[START]
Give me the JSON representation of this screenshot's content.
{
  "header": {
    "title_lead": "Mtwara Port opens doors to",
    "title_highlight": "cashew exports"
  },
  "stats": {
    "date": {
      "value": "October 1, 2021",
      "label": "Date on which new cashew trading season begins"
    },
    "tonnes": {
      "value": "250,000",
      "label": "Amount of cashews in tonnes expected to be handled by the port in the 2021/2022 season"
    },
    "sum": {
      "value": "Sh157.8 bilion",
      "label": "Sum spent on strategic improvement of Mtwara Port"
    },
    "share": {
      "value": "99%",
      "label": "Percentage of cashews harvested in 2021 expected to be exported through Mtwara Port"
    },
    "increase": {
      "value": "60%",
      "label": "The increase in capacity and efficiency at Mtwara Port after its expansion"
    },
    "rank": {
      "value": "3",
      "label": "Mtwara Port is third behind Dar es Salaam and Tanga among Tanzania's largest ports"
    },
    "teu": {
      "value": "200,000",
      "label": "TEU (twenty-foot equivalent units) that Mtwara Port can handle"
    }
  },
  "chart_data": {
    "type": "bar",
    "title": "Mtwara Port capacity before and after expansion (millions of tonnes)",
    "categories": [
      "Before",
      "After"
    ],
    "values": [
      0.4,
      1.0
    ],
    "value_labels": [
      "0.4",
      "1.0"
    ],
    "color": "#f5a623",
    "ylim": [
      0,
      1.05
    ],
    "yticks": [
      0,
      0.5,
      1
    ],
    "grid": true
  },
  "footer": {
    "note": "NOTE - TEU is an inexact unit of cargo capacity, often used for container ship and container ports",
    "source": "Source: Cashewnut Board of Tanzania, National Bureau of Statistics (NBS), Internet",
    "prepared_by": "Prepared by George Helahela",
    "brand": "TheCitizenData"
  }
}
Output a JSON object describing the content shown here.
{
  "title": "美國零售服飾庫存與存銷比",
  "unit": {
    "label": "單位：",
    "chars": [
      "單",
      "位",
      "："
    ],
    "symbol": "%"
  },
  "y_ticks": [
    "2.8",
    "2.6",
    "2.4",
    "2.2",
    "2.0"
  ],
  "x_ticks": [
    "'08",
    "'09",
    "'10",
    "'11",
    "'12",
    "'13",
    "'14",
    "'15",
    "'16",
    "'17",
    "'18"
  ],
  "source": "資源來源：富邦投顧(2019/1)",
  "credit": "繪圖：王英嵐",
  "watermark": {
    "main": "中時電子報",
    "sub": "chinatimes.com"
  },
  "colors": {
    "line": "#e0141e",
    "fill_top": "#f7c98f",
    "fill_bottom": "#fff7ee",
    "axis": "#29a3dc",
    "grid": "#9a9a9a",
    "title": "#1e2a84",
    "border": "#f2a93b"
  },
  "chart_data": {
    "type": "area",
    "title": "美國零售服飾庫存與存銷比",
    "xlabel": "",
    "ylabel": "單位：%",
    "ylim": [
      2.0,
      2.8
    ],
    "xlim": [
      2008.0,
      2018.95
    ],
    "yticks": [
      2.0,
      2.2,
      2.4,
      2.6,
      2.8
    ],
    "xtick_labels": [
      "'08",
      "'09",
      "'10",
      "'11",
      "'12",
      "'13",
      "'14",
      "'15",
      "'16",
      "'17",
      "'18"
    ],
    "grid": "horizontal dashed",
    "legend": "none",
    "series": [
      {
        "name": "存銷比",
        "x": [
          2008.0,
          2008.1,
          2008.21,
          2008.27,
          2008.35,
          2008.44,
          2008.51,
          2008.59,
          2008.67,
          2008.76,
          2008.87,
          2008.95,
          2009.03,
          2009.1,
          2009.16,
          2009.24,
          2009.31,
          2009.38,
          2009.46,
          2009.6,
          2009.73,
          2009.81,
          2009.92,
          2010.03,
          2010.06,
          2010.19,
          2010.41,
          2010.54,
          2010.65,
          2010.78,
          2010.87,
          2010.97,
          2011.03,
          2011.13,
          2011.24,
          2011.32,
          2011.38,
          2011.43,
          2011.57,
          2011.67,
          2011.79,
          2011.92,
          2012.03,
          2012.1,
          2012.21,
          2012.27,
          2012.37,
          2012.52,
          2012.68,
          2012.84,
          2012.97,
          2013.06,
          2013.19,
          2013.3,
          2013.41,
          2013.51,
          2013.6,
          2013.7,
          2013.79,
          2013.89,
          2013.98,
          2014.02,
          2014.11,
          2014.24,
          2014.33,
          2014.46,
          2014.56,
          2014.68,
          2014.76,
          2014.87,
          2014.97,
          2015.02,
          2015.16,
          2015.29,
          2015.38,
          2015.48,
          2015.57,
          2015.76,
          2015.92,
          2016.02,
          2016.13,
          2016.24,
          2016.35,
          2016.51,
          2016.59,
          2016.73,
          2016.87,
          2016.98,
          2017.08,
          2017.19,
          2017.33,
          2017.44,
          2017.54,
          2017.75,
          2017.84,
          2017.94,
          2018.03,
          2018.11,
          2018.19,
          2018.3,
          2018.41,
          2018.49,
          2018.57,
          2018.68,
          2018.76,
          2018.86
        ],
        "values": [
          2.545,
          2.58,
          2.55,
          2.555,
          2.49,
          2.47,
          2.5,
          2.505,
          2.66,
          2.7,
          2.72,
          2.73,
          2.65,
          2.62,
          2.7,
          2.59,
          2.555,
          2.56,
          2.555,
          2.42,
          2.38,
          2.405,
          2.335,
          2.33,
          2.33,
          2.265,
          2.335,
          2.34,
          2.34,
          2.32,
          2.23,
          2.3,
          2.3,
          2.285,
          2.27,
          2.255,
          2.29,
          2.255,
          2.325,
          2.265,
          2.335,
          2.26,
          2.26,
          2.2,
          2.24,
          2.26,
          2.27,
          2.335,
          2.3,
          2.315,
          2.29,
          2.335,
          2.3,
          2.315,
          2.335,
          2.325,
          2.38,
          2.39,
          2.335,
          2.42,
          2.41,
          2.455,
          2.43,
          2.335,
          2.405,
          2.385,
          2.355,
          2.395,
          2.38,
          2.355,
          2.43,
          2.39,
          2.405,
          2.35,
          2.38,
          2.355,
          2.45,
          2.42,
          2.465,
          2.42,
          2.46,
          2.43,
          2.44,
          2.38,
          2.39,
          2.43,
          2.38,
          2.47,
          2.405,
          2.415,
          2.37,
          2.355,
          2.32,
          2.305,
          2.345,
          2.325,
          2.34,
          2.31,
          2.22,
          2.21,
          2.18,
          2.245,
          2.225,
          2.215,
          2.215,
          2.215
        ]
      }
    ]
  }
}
[END]
→ **DIRECTIONS**: Using the data above, output each line exactly.

→ **WRITTEN RESPONSE**:
Give me the JSON representation of this screenshot's content.
{
  "header": {
    "title_lead": "Mtwara Port opens doors to",
    "title_highlight": "cashew exports"
  },
  "stats": {
    "date": {
      "value": "October 1, 2021",
      "label": "Date on which new cashew trading season begins"
    },
    "tonnes": {
      "value": "250,000",
      "label": "Amount of cashews in tonnes expected to be handled by the port in the 2021/2022 season"
    },
    "sum": {
      "value": "Sh157.8 bilion",
      "label": "Sum spent on strategic improvement of Mtwara Port"
    },
    "share": {
      "value": "99%",
      "label": "Percentage of cashews harvested in 2021 expected to be exported through Mtwara Port"
    },
    "increase": {
      "value": "60%",
      "label": "The increase in capacity and efficiency at Mtwara Port after its expansion"
    },
    "rank": {
      "value": "3",
      "label": "Mtwara Port is third behind Dar es Salaam and Tanga among Tanzania's largest ports"
    },
    "teu": {
      "value": "200,000",
      "label": "TEU (twenty-foot equivalent units) that Mtwara Port can handle"
    }
  },
  "chart_data": {
    "type": "bar",
    "title": "Mtwara Port capacity before and after expansion (millions of tonnes)",
    "categories": [
      "Before",
      "After"
    ],
    "values": [
      0.4,
      1.0
    ],
    "value_labels": [
      "0.4",
      "1.0"
    ],
    "color": "#f5a623",
    "ylim": [
      0,
      1.05
    ],
    "yticks": [
      0,
      0.5,
      1
    ],
    "grid": true
  },
  "footer": {
    "note": "NOTE - TEU is an inexact unit of cargo capacity, often used for container ship and container ports",
    "source": "Source: Cashewnut Board of Tanzania, National Bureau of Statistics (NBS), Internet",
    "prepared_by": "Prepared by George Helahela",
    "brand": "TheCitizenData"
  }
}
Output a JSON object describing the content shown here.
{
  "title": "美國零售服飾庫存與存銷比",
  "unit": {
    "label": "單位：",
    "chars": [
      "單",
      "位",
      "："
    ],
    "symbol": "%"
  },
  "y_ticks": [
    "2.8",
    "2.6",
    "2.4",
    "2.2",
    "2.0"
  ],
  "x_ticks": [
    "'08",
    "'09",
    "'10",
    "'11",
    "'12",
    "'13",
    "'14",
    "'15",
    "'16",
    "'17",
    "'18"
  ],
  "source": "資源來源：富邦投顧(2019/1)",
  "credit": "繪圖：王英嵐",
  "watermark": {
    "main": "中時電子報",
    "sub": "chinatimes.com"
  },
  "colors": {
    "line": "#e0141e",
    "fill_top": "#f7c98f",
    "fill_bottom": "#fff7ee",
    "axis": "#29a3dc",
    "grid": "#9a9a9a",
    "title": "#1e2a84",
    "border": "#f2a93b"
  },
  "chart_data": {
    "type": "area",
    "title": "美國零售服飾庫存與存銷比",
    "xlabel": "",
    "ylabel": "單位：%",
    "ylim": [
      2.0,
      2.8
    ],
    "xlim": [
      2008.0,
      2018.95
    ],
    "yticks": [
      2.0,
      2.2,
      2.4,
      2.6,
      2.8
    ],
    "xtick_labels": [
      "'08",
      "'09",
      "'10",
      "'11",
      "'12",
      "'13",
      "'14",
      "'15",
      "'16",
      "'17",
      "'18"
    ],
    "grid": "horizontal dashed",
    "legend": "none",
    "series": [
      {
        "name": "存銷比",
        "x": [
          2008.0,
          2008.1,
          2008.21,
          2008.27,
          2008.35,
          2008.44,
          2008.51,
          2008.59,
          2008.67,
          2008.76,
          2008.87,
          2008.95,
          2009.03,
          2009.1,
          2009.16,
          2009.24,
          2009.31,
          2009.38,
          2009.46,
          2009.6,
          2009.73,
          2009.81,
          2009.92,
          2010.03,
          2010.06,
          2010.19,
          2010.41,
          2010.54,
          2010.65,
          2010.78,
          2010.87,
          2010.97,
          2011.03,
          2011.13,
          2011.24,
          2011.32,
          2011.38,
          2011.43,
          2011.57,
          2011.67,
          2011.79,
          2011.92,
          2012.03,
          2012.1,
          2012.21,
          2012.27,
          2012.37,
          2012.52,
          2012.68,
          2012.84,
          2012.97,
          2013.06,
          2013.19,
          2013.3,
          2013.41,
          2013.51,
          2013.6,
          2013.7,
          2013.79,
          2013.89,
          2013.98,
          2014.02,
          2014.11,
          2014.24,
          2014.33,
          2014.46,
          2014.56,
          2014.68,
          2014.76,
          2014.87,
          2014.97,
          2015.02,
          2015.16,
          2015.29,
          2015.38,
          2015.48,
          2015.57,
          2015.76,
          2015.92,
          2016.02,
          2016.13,
          2016.24,
          2016.35,
          2016.51,
          2016.59,
          2016.73,
          2016.87,
          2016.98,
          2017.08,
          2017.19,
          2017.33,
          2017.44,
          2017.54,
          2017.75,
          2017.84,
          2017.94,
          2018.03,
          2018.11,
          2018.19,
          2018.3,
          2018.41,
          2018.49,
          2018.57,
          2018.68,
          2018.76,
          2018.86
        ],
        "values": [
          2.545,
          2.58,
          2.55,
          2.555,
          2.49,
          2.47,
          2.5,
          2.505,
          2.66,
          2.7,
          2.72,
          2.73,
          2.65,
          2.62,
          2.7,
          2.59,
          2.555,
          2.56,
          2.555,
          2.42,
          2.38,
          2.405,
          2.335,
          2.33,
          2.33,
          2.265,
          2.335,
          2.34,
          2.34,
          2.32,
          2.23,
          2.3,
          2.3,
          2.285,
          2.27,
          2.255,
          2.29,
          2.255,
          2.325,
          2.265,
          2.335,
          2.26,
          2.26,
          2.2,
          2.24,
          2.26,
          2.27,
          2.335,
          2.3,
          2.315,
          2.29,
          2.335,
          2.3,
          2.315,
          2.335,
          2.325,
          2.38,
          2.39,
          2.335,
          2.42,
          2.41,
          2.455,
          2.43,
          2.335,
          2.405,
          2.385,
          2.355,
          2.395,
          2.38,
          2.355,
          2.43,
          2.39,
          2.405,
          2.35,
          2.38,
          2.355,
          2.45,
          2.42,
          2.465,
          2.42,
          2.46,
          2.43,
          2.44,
          2.38,
          2.39,
          2.43,
          2.38,
          2.47,
          2.405,
          2.415,
          2.37,
          2.355,
          2.32,
          2.305,
          2.345,
          2.325,
          2.34,
          2.31,
          2.22,
          2.21,
          2.18,
          2.245,
          2.225,
          2.215,
          2.215,
          2.215
        ]
      }
    ]
  }
}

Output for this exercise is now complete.